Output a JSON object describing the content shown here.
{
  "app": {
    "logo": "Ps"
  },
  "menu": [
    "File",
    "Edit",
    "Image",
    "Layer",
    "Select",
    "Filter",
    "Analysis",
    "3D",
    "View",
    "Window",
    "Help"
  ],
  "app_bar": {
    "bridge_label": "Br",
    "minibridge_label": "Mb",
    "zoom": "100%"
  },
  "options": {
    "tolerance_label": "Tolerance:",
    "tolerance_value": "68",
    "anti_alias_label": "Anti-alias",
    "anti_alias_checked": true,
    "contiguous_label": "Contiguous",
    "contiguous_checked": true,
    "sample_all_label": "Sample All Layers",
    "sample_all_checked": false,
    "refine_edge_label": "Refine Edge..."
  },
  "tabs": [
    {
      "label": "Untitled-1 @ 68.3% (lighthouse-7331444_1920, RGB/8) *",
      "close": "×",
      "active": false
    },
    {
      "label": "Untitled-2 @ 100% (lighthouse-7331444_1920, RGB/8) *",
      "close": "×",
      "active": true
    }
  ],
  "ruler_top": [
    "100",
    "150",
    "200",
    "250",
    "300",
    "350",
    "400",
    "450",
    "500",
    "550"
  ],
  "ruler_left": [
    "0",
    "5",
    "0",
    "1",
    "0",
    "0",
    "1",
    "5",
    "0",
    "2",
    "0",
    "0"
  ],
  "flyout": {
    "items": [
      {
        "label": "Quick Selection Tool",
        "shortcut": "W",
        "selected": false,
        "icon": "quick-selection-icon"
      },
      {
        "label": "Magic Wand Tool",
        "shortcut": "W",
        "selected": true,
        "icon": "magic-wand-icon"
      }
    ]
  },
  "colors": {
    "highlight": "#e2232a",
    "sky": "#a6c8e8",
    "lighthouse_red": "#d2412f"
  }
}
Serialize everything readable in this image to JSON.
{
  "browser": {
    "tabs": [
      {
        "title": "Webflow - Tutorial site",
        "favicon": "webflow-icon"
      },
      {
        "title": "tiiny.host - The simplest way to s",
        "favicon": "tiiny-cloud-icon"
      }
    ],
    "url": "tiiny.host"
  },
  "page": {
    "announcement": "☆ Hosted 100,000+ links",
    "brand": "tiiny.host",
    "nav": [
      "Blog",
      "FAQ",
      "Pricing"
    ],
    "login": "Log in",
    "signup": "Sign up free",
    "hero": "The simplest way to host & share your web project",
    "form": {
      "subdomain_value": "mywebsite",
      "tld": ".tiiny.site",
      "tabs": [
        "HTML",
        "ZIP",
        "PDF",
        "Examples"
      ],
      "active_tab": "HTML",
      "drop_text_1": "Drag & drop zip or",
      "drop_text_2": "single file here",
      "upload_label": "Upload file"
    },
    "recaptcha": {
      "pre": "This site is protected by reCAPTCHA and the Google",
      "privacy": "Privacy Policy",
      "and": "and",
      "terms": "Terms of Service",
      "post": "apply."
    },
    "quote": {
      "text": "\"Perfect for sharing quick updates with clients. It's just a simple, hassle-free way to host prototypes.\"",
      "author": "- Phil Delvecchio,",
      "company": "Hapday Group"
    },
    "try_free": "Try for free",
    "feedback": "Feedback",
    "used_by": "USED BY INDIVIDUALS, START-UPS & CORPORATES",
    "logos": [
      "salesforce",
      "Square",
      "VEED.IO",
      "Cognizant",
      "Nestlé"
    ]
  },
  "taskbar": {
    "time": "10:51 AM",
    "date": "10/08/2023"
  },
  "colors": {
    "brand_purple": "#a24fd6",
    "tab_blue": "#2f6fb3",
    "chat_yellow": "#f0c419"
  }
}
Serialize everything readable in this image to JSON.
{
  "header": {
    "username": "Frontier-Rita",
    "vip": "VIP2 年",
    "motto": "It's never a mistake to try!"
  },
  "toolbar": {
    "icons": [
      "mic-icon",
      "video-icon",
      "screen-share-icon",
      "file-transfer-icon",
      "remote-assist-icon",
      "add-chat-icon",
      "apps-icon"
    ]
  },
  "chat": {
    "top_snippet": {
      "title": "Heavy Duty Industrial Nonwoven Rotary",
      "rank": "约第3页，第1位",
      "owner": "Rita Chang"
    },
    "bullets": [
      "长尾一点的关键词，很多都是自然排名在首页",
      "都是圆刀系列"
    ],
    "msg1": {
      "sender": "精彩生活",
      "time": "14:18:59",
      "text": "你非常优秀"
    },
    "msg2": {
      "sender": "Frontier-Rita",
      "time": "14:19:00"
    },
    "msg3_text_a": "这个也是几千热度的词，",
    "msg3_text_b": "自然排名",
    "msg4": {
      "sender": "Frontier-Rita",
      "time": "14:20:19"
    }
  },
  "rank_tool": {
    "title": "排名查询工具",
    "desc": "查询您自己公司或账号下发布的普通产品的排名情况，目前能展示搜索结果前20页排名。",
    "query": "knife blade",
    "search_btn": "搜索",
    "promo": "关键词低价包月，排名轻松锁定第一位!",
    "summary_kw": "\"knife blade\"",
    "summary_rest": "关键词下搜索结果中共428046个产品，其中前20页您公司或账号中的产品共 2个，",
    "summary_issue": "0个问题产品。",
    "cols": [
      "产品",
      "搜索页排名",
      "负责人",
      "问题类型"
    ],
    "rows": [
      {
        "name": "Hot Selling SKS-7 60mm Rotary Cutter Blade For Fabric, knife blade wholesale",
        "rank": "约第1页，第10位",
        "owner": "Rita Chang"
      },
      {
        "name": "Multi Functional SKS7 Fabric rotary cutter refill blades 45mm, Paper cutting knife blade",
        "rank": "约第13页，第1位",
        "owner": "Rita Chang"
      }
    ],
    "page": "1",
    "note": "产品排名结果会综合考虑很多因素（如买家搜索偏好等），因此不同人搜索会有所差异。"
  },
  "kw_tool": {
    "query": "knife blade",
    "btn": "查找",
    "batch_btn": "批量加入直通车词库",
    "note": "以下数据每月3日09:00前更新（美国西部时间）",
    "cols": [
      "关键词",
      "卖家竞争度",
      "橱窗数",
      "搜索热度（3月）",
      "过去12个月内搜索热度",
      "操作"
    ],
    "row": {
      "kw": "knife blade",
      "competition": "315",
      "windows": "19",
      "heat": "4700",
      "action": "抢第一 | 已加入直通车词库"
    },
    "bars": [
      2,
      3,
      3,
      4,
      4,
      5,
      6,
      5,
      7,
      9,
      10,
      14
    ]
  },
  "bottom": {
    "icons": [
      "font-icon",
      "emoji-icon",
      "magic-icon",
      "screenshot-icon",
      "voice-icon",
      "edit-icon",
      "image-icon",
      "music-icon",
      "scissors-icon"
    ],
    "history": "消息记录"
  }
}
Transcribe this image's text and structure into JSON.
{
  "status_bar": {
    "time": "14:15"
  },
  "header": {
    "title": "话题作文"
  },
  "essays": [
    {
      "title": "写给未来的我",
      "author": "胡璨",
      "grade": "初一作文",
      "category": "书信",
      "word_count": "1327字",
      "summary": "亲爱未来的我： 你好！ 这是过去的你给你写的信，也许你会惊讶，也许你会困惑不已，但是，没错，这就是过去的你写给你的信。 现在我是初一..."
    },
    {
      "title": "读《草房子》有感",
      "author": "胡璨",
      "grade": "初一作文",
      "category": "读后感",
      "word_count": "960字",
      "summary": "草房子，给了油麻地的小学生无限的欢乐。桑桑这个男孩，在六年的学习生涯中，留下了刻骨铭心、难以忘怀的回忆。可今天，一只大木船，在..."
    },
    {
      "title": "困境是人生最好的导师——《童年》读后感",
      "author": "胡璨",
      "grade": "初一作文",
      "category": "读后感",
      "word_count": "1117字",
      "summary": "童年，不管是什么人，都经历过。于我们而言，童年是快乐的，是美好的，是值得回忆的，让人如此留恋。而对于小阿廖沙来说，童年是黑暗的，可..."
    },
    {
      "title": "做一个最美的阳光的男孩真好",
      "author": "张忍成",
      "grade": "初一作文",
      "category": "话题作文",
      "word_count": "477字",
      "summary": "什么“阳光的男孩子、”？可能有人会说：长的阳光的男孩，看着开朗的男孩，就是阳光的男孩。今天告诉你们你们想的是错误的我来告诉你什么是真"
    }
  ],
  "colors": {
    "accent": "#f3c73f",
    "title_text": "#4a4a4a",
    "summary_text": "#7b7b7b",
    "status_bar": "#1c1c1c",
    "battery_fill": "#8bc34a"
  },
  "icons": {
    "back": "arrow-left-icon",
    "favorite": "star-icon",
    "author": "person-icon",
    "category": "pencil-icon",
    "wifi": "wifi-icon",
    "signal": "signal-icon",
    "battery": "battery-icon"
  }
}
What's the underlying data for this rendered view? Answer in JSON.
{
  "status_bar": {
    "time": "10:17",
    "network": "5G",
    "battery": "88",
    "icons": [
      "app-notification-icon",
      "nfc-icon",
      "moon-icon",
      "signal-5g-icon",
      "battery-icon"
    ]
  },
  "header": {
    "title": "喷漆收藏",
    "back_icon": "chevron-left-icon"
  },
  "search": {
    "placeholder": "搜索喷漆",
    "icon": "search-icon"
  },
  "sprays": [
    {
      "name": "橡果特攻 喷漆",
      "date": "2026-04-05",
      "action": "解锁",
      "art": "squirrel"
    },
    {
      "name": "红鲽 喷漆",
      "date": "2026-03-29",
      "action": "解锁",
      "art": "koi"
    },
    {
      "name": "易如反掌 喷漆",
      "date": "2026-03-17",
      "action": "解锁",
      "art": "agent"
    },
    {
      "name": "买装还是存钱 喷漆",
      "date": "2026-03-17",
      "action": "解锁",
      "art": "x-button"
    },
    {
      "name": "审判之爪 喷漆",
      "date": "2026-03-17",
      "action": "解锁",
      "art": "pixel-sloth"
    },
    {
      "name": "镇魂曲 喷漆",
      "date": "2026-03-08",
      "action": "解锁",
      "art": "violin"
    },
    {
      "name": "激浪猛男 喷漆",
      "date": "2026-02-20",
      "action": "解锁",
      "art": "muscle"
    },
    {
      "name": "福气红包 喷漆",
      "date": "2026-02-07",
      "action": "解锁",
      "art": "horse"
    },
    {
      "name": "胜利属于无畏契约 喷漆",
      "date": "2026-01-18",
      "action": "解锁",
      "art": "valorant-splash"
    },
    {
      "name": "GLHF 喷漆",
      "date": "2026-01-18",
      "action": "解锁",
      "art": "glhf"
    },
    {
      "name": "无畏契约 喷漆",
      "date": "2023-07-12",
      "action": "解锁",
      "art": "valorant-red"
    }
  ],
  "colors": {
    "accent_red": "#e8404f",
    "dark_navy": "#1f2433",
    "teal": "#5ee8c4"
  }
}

§ **Aim of the exercise**:
Copy every line of the entries above in which "share" occurs.

§ **Expected answer**:
    "hero": "The simplest way to host & share your web project",
      "screen-share-icon",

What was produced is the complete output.